__Required task__. Can you quote the records below in full, word for word?

Data records

=====

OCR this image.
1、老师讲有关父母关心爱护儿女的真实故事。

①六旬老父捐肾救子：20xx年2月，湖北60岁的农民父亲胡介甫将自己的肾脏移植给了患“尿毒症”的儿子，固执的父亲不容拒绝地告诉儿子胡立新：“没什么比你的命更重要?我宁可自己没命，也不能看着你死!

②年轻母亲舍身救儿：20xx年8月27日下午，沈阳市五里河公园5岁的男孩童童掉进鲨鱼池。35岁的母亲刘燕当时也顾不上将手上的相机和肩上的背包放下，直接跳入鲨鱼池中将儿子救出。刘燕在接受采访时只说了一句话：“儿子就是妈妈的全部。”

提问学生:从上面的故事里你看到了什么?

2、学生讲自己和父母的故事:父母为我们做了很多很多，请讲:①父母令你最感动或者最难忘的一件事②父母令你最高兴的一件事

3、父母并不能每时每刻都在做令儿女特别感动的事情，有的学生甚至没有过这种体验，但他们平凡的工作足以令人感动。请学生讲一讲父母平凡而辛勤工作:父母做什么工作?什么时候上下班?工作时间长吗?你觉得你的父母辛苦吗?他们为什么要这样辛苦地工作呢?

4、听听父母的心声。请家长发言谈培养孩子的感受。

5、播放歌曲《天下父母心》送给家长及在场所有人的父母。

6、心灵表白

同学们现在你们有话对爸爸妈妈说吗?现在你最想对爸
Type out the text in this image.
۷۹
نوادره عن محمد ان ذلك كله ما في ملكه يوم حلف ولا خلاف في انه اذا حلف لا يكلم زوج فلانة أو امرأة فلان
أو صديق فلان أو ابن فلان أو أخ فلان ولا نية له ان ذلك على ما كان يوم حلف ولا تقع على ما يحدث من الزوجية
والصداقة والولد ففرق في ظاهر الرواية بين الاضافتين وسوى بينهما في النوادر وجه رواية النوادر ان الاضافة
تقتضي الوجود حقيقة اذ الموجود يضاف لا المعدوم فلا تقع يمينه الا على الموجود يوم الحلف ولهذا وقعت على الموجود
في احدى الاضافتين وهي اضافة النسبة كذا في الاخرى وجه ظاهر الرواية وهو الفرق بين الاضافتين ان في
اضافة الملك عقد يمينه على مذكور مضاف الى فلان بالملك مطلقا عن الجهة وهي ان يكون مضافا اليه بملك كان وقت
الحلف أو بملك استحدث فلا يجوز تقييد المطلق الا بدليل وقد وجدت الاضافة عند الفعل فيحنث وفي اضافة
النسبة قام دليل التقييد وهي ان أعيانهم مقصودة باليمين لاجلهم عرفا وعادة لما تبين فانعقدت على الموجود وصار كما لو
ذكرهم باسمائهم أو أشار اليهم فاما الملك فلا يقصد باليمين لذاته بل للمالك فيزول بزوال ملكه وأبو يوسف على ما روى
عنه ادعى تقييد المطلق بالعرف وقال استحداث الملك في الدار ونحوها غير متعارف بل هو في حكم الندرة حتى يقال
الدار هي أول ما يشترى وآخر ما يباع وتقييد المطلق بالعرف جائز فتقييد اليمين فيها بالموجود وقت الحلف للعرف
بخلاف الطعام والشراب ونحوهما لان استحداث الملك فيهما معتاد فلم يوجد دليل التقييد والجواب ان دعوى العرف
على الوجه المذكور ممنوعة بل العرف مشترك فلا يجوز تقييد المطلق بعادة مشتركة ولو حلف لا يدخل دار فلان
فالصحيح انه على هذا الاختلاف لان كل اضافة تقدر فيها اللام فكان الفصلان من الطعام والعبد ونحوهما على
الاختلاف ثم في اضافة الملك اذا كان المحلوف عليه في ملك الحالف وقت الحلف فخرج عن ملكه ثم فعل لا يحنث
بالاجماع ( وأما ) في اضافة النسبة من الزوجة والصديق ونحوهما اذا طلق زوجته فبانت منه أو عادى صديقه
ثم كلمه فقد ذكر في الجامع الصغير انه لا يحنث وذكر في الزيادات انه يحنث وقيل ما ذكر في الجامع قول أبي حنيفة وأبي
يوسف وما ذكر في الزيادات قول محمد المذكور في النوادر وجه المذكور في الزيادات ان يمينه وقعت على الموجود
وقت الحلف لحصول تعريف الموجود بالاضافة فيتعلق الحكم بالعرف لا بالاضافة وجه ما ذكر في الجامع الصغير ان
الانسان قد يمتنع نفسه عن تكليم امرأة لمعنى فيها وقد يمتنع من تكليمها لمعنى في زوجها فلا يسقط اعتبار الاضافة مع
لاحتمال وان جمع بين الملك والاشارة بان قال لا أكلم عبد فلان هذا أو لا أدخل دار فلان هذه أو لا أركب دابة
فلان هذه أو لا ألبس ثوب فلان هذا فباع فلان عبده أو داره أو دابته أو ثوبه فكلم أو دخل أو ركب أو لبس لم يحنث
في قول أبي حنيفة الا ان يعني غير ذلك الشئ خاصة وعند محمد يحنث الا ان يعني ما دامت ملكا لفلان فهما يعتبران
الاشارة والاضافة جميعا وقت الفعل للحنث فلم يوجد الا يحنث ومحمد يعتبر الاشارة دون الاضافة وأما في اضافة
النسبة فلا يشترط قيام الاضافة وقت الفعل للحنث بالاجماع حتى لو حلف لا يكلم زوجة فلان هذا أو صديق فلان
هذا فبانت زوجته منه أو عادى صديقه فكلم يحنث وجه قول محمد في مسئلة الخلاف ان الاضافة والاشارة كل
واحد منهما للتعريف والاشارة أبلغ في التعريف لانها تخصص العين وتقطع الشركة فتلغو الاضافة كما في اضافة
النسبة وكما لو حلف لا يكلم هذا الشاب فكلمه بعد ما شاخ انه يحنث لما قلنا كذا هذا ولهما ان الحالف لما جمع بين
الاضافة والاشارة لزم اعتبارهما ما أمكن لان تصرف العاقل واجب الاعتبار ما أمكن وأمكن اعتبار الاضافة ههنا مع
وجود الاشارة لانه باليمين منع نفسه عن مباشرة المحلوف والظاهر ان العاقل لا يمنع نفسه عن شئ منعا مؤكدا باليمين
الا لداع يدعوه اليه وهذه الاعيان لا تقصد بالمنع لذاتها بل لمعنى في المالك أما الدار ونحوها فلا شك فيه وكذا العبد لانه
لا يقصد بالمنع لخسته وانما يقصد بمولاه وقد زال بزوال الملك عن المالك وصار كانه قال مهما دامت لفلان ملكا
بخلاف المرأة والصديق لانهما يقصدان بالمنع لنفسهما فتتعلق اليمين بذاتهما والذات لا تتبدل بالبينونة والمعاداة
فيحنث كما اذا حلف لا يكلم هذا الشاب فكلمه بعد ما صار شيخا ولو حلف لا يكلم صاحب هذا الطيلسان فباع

=====

__Result of the task__.
OCR this image.
1、老师讲有关父母关心爱护儿女的真实故事。

①六旬老父捐肾救子：20xx年2月，湖北60岁的农民父亲胡介甫将自己的肾脏移植给了患“尿毒症”的儿子，固执的父亲不容拒绝地告诉儿子胡立新：“没什么比你的命更重要?我宁可自己没命，也不能看着你死!

②年轻母亲舍身救儿：20xx年8月27日下午，沈阳市五里河公园5岁的男孩童童掉进鲨鱼池。35岁的母亲刘燕当时也顾不上将手上的相机和肩上的背包放下，直接跳入鲨鱼池中将儿子救出。刘燕在接受采访时只说了一句话：“儿子就是妈妈的全部。”

提问学生:从上面的故事里你看到了什么?

2、学生讲自己和父母的故事:父母为我们做了很多很多，请讲:①父母令你最感动或者最难忘的一件事②父母令你最高兴的一件事

3、父母并不能每时每刻都在做令儿女特别感动的事情，有的学生甚至没有过这种体验，但他们平凡的工作足以令人感动。请学生讲一讲父母平凡而辛勤工作:父母做什么工作?什么时候上下班?工作时间长吗?你觉得你的父母辛苦吗?他们为什么要这样辛苦地工作呢?

4、听听父母的心声。请家长发言谈培养孩子的感受。

5、播放歌曲《天下父母心》送给家长及在场所有人的父母。

6、心灵表白

同学们现在你们有话对爸爸妈妈说吗?现在你最想对爸
Type out the text in this image.
۷۹
نوادره عن محمد ان ذلك كله ما في ملكه يوم حلف ولا خلاف في انه اذا حلف لا يكلم زوج فلانة أو امرأة فلان
أو صديق فلان أو ابن فلان أو أخ فلان ولا نية له ان ذلك على ما كان يوم حلف ولا تقع على ما يحدث من الزوجية
والصداقة والولد ففرق في ظاهر الرواية بين الاضافتين وسوى بينهما في النوادر وجه رواية النوادر ان الاضافة
تقتضي الوجود حقيقة اذ الموجود يضاف لا المعدوم فلا تقع يمينه الا على الموجود يوم الحلف ولهذا وقعت على الموجود
في احدى الاضافتين وهي اضافة النسبة كذا في الاخرى وجه ظاهر الرواية وهو الفرق بين الاضافتين ان في
اضافة الملك عقد يمينه على مذكور مضاف الى فلان بالملك مطلقا عن الجهة وهي ان يكون مضافا اليه بملك كان وقت
الحلف أو بملك استحدث فلا يجوز تقييد المطلق الا بدليل وقد وجدت الاضافة عند الفعل فيحنث وفي اضافة
النسبة قام دليل التقييد وهي ان أعيانهم مقصودة باليمين لاجلهم عرفا وعادة لما تبين فانعقدت على الموجود وصار كما لو
ذكرهم باسمائهم أو أشار اليهم فاما الملك فلا يقصد باليمين لذاته بل للمالك فيزول بزوال ملكه وأبو يوسف على ما روى
عنه ادعى تقييد المطلق بالعرف وقال استحداث الملك في الدار ونحوها غير متعارف بل هو في حكم الندرة حتى يقال
الدار هي أول ما يشترى وآخر ما يباع وتقييد المطلق بالعرف جائز فتقييد اليمين فيها بالموجود وقت الحلف للعرف
بخلاف الطعام والشراب ونحوهما لان استحداث الملك فيهما معتاد فلم يوجد دليل التقييد والجواب ان دعوى العرف
على الوجه المذكور ممنوعة بل العرف مشترك فلا يجوز تقييد المطلق بعادة مشتركة ولو حلف لا يدخل دار فلان
فالصحيح انه على هذا الاختلاف لان كل اضافة تقدر فيها اللام فكان الفصلان من الطعام والعبد ونحوهما على
الاختلاف ثم في اضافة الملك اذا كان المحلوف عليه في ملك الحالف وقت الحلف فخرج عن ملكه ثم فعل لا يحنث
بالاجماع ( وأما ) في اضافة النسبة من الزوجة والصديق ونحوهما اذا طلق زوجته فبانت منه أو عادى صديقه
ثم كلمه فقد ذكر في الجامع الصغير انه لا يحنث وذكر في الزيادات انه يحنث وقيل ما ذكر في الجامع قول أبي حنيفة وأبي
يوسف وما ذكر في الزيادات قول محمد المذكور في النوادر وجه المذكور في الزيادات ان يمينه وقعت على الموجود
وقت الحلف لحصول تعريف الموجود بالاضافة فيتعلق الحكم بالعرف لا بالاضافة وجه ما ذكر في الجامع الصغير ان
الانسان قد يمتنع نفسه عن تكليم امرأة لمعنى فيها وقد يمتنع من تكليمها لمعنى في زوجها فلا يسقط اعتبار الاضافة مع
لاحتمال وان جمع بين الملك والاشارة بان قال لا أكلم عبد فلان هذا أو لا أدخل دار فلان هذه أو لا أركب دابة
فلان هذه أو لا ألبس ثوب فلان هذا فباع فلان عبده أو داره أو دابته أو ثوبه فكلم أو دخل أو ركب أو لبس لم يحنث
في قول أبي حنيفة الا ان يعني غير ذلك الشئ خاصة وعند محمد يحنث الا ان يعني ما دامت ملكا لفلان فهما يعتبران
الاشارة والاضافة جميعا وقت الفعل للحنث فلم يوجد الا يحنث ومحمد يعتبر الاشارة دون الاضافة وأما في اضافة
النسبة فلا يشترط قيام الاضافة وقت الفعل للحنث بالاجماع حتى لو حلف لا يكلم زوجة فلان هذا أو صديق فلان
هذا فبانت زوجته منه أو عادى صديقه فكلم يحنث وجه قول محمد في مسئلة الخلاف ان الاضافة والاشارة كل
واحد منهما للتعريف والاشارة أبلغ في التعريف لانها تخصص العين وتقطع الشركة فتلغو الاضافة كما في اضافة
النسبة وكما لو حلف لا يكلم هذا الشاب فكلمه بعد ما شاخ انه يحنث لما قلنا كذا هذا ولهما ان الحالف لما جمع بين
الاضافة والاشارة لزم اعتبارهما ما أمكن لان تصرف العاقل واجب الاعتبار ما أمكن وأمكن اعتبار الاضافة ههنا مع
وجود الاشارة لانه باليمين منع نفسه عن مباشرة المحلوف والظاهر ان العاقل لا يمنع نفسه عن شئ منعا مؤكدا باليمين
الا لداع يدعوه اليه وهذه الاعيان لا تقصد بالمنع لذاتها بل لمعنى في المالك أما الدار ونحوها فلا شك فيه وكذا العبد لانه
لا يقصد بالمنع لخسته وانما يقصد بمولاه وقد زال بزوال الملك عن المالك وصار كانه قال مهما دامت لفلان ملكا
بخلاف المرأة والصديق لانهما يقصدان بالمنع لنفسهما فتتعلق اليمين بذاتهما والذات لا تتبدل بالبينونة والمعاداة
فيحنث كما اذا حلف لا يكلم هذا الشاب فكلمه بعد ما صار شيخا ولو حلف لا يكلم صاحب هذا الطيلسان فباع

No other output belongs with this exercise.